RECORDS TO USE:
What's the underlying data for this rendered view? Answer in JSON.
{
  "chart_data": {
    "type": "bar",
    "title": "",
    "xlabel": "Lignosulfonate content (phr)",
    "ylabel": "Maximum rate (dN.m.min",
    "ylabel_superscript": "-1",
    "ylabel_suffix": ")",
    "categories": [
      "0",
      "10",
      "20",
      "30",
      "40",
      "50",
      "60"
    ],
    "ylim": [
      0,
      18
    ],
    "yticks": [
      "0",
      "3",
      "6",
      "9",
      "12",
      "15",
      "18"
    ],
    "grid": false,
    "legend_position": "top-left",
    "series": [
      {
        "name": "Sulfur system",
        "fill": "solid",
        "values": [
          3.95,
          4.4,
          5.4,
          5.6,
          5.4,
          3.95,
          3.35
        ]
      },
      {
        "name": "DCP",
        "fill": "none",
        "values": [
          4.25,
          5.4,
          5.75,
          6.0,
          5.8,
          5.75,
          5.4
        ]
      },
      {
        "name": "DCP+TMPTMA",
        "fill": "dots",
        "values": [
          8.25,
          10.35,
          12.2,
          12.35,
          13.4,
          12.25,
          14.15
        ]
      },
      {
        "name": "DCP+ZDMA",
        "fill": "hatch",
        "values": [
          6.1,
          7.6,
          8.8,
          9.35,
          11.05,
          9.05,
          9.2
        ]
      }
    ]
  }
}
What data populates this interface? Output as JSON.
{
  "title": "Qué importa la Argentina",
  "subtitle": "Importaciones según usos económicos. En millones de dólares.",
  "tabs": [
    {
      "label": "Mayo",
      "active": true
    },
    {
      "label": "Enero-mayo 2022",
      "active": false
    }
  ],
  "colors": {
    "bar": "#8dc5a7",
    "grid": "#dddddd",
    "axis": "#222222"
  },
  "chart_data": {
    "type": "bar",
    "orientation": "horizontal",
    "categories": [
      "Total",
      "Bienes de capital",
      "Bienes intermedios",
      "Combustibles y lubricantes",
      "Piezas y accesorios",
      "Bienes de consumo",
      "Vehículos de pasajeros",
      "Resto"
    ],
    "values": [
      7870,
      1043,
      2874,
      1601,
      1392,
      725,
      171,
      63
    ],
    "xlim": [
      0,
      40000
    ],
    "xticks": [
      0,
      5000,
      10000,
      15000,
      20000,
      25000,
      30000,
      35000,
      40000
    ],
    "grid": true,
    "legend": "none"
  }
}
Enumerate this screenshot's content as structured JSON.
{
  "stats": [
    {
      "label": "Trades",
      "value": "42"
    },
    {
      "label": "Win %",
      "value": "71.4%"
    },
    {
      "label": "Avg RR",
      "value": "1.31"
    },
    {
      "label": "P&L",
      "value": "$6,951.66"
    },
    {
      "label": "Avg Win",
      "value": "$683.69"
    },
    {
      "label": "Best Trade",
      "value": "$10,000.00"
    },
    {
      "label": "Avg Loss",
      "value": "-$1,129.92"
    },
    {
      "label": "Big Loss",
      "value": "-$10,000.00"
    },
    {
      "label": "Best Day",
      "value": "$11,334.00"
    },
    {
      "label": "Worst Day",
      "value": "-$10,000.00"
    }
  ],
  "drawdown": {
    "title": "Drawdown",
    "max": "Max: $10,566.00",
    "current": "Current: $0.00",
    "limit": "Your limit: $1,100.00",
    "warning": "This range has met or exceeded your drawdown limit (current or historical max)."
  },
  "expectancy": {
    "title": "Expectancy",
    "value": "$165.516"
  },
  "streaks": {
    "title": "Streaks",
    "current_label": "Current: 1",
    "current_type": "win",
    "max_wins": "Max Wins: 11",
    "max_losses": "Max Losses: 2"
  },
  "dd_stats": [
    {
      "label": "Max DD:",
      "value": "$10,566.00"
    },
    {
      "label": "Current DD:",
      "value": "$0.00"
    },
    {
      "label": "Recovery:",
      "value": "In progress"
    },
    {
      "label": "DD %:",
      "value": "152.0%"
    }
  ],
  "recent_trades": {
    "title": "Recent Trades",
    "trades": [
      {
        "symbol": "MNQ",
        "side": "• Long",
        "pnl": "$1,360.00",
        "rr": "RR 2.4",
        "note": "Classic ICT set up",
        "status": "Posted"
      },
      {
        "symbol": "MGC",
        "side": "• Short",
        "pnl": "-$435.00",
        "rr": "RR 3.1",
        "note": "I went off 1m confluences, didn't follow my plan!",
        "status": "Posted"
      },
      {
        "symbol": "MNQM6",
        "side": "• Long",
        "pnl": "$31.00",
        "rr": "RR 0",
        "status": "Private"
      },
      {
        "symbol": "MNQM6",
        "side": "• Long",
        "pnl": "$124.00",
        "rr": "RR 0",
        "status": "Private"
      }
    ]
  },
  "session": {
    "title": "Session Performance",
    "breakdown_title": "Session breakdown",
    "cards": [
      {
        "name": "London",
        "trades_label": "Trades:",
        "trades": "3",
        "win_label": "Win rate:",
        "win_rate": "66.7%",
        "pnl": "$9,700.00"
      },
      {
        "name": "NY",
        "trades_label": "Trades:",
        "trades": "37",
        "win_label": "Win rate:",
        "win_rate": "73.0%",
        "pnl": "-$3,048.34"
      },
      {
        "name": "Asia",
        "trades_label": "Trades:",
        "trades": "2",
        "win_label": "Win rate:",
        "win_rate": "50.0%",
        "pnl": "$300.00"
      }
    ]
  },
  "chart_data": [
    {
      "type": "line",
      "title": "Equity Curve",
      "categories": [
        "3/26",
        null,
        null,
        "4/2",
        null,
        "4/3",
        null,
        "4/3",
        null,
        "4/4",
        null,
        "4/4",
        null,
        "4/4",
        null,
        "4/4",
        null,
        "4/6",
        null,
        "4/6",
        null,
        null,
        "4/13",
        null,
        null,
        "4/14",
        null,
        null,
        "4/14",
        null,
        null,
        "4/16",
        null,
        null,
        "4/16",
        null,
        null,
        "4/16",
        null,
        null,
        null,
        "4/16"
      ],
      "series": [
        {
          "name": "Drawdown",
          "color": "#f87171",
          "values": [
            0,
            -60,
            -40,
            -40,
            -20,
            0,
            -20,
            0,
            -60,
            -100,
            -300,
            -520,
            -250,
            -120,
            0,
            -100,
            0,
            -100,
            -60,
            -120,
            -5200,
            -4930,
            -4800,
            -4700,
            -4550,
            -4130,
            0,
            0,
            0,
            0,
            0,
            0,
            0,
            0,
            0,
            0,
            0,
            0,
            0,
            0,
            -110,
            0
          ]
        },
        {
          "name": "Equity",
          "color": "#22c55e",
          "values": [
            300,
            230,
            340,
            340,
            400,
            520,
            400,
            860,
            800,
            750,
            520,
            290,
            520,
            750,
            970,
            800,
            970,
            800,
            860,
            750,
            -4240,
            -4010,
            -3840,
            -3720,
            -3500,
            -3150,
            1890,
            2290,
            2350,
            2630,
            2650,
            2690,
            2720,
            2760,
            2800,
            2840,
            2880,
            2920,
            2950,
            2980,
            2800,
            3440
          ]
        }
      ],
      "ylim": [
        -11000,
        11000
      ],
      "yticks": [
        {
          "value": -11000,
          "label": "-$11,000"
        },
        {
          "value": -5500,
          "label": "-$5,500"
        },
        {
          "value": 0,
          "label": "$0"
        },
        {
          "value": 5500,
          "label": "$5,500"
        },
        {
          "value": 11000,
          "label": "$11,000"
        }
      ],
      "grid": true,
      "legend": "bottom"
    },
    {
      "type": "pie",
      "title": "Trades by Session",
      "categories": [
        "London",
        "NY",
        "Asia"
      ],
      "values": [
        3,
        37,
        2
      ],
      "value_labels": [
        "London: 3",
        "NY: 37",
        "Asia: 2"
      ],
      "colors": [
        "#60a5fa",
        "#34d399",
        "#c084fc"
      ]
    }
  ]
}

EXERCISE DESCRIPTION:
Examine the records and pull out every line where the string "symbol" occurs.

REPLY TO THE TASK:
        "symbol": "MNQ",
        "symbol": "MGC",
        "symbol": "MNQM6",
        "symbol": "MNQM6",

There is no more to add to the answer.